Written task: Gather up the lines with the word "World" in them.

Stored data entries

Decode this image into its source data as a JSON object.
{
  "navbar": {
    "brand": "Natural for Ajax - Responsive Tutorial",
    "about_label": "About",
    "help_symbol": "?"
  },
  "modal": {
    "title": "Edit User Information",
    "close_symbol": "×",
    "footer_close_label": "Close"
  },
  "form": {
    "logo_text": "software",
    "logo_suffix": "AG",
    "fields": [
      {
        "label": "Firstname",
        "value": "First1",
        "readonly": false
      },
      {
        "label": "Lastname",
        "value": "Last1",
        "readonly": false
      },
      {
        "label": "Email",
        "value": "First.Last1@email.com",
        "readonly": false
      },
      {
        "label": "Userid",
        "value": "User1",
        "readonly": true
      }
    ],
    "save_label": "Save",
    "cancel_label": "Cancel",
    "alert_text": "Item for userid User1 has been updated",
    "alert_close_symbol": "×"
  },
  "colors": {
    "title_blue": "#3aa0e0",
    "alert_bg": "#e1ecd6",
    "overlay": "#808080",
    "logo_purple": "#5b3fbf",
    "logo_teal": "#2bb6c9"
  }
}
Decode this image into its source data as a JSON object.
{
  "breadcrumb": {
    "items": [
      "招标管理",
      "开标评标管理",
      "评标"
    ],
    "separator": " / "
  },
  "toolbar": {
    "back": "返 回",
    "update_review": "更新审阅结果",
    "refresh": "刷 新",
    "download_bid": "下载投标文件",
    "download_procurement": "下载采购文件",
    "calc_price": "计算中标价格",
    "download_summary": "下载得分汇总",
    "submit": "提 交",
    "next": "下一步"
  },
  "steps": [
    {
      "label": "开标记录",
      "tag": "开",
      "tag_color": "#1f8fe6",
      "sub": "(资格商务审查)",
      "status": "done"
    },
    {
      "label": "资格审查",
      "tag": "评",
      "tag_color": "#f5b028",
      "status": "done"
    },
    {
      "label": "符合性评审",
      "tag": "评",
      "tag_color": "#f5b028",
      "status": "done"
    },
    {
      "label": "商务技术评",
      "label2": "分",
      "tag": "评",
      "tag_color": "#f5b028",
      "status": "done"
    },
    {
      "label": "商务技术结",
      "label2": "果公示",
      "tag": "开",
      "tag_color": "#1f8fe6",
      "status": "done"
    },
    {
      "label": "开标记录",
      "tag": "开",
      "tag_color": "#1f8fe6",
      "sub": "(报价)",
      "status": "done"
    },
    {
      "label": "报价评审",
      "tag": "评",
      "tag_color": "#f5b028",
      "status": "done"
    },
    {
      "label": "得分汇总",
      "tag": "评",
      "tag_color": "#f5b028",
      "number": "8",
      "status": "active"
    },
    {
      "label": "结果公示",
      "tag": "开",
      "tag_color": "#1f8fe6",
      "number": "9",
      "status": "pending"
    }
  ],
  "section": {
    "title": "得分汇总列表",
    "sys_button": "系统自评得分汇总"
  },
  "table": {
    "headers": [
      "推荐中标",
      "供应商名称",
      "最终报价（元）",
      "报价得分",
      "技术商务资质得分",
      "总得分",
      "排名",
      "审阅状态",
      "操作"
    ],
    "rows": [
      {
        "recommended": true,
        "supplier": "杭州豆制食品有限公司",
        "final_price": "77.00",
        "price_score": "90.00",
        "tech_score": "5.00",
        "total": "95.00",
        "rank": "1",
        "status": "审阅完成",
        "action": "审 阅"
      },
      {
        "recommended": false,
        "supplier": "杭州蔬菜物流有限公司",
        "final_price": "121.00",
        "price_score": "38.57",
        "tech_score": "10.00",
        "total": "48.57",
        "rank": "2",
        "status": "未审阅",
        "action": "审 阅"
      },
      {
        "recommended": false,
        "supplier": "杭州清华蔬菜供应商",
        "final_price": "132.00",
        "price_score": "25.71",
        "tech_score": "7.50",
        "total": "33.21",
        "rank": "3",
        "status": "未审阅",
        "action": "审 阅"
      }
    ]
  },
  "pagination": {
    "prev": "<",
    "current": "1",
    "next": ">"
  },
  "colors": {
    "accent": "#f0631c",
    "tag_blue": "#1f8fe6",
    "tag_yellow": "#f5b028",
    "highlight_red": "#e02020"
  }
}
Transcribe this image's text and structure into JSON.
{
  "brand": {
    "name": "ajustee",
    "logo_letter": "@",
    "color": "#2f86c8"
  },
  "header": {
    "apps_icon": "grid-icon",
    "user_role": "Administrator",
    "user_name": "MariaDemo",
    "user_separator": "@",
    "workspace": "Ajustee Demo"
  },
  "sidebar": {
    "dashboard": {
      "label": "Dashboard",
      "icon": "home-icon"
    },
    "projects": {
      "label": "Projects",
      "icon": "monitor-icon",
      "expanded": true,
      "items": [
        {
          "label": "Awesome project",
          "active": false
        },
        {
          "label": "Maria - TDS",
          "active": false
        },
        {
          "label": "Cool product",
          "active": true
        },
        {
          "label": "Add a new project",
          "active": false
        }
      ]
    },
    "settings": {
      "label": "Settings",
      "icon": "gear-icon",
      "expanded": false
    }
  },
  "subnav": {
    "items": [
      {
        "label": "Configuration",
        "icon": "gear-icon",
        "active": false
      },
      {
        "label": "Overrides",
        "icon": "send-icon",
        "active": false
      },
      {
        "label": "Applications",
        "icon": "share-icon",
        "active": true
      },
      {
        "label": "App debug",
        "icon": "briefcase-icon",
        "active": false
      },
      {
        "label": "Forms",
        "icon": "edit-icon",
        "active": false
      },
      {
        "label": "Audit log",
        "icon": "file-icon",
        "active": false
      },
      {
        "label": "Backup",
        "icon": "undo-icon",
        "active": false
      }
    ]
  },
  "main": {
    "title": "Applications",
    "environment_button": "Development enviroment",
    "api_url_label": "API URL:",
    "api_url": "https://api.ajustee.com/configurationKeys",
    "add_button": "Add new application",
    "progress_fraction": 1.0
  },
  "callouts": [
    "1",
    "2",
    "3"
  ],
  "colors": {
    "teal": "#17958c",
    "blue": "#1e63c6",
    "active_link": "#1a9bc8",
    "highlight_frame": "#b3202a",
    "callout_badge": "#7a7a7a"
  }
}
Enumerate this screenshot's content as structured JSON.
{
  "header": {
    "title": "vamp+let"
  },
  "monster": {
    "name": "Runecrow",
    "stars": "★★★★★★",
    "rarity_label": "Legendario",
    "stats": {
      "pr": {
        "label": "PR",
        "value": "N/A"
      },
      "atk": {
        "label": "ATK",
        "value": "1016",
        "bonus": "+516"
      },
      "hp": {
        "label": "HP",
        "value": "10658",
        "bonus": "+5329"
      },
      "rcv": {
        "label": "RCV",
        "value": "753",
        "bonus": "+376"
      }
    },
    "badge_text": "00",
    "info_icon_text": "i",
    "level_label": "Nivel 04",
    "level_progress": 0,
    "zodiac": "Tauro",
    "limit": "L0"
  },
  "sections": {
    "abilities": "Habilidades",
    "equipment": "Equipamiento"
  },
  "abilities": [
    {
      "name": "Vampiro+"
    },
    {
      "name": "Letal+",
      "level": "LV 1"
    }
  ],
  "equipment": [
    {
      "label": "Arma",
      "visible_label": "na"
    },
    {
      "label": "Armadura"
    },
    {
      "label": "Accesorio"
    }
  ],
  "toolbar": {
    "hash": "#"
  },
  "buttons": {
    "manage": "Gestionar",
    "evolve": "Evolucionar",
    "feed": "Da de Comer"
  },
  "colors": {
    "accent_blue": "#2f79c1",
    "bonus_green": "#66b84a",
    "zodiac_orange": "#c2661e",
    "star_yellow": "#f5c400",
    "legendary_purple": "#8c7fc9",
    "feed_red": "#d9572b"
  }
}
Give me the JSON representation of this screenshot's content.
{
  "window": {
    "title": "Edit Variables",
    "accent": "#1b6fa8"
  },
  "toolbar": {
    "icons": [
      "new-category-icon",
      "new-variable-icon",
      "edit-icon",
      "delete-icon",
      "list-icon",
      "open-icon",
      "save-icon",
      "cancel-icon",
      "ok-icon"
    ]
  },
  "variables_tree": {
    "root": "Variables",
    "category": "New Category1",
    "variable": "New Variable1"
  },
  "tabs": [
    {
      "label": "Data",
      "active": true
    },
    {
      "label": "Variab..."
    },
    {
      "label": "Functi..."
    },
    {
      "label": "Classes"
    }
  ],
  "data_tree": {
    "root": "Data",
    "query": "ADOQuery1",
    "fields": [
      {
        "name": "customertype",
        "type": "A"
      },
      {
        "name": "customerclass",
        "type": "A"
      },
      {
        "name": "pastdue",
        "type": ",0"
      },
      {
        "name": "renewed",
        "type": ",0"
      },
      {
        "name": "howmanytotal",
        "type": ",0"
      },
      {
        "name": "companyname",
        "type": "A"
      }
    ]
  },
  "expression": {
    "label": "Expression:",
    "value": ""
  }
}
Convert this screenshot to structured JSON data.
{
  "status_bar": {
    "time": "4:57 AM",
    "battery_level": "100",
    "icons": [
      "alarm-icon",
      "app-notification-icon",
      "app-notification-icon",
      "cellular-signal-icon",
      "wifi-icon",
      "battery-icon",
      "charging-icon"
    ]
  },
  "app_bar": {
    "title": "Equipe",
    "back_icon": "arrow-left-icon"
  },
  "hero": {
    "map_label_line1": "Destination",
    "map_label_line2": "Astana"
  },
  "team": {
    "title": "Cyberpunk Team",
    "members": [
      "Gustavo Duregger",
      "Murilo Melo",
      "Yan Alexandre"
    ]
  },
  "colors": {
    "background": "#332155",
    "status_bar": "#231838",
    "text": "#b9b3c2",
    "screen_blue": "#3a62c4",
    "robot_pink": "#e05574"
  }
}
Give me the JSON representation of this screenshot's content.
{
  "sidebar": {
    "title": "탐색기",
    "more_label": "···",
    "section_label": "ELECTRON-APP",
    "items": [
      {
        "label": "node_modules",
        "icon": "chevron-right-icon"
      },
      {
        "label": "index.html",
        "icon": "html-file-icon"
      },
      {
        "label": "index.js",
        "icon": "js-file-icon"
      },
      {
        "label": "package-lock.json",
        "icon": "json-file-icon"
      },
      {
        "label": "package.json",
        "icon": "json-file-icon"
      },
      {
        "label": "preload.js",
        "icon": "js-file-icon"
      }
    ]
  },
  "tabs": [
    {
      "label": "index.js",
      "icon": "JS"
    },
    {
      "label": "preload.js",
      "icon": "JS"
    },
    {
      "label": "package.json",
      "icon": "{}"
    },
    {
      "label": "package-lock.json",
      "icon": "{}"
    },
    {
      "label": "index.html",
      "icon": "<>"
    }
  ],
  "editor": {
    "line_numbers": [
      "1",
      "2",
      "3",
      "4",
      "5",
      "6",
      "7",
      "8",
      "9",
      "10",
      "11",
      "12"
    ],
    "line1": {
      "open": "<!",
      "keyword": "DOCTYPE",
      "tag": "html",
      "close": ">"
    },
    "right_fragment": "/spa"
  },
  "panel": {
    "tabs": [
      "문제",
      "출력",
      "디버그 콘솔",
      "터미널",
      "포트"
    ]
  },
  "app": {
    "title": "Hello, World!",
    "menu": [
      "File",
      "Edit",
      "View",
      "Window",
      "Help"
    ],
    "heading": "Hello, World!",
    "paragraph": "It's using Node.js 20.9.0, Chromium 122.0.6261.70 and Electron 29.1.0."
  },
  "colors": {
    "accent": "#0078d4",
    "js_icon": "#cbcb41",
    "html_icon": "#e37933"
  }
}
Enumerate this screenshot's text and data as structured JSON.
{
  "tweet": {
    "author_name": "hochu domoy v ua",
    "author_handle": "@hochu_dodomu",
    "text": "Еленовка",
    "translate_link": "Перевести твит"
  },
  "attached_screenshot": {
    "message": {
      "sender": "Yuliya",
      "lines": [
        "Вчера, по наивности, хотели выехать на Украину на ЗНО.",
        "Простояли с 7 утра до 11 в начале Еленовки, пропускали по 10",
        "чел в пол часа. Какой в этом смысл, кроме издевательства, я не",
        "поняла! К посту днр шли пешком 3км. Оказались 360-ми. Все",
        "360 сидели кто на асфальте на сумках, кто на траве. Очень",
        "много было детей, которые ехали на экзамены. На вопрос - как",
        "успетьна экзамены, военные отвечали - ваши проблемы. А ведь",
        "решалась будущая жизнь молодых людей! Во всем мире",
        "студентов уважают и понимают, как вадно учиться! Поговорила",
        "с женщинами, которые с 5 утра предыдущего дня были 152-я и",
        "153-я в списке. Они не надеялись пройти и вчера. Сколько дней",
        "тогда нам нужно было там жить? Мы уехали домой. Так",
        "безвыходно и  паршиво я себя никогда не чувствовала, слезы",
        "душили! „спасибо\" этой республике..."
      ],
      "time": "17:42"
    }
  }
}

Written solution:
    "title": "Hello, World!",
    "heading": "Hello, World!",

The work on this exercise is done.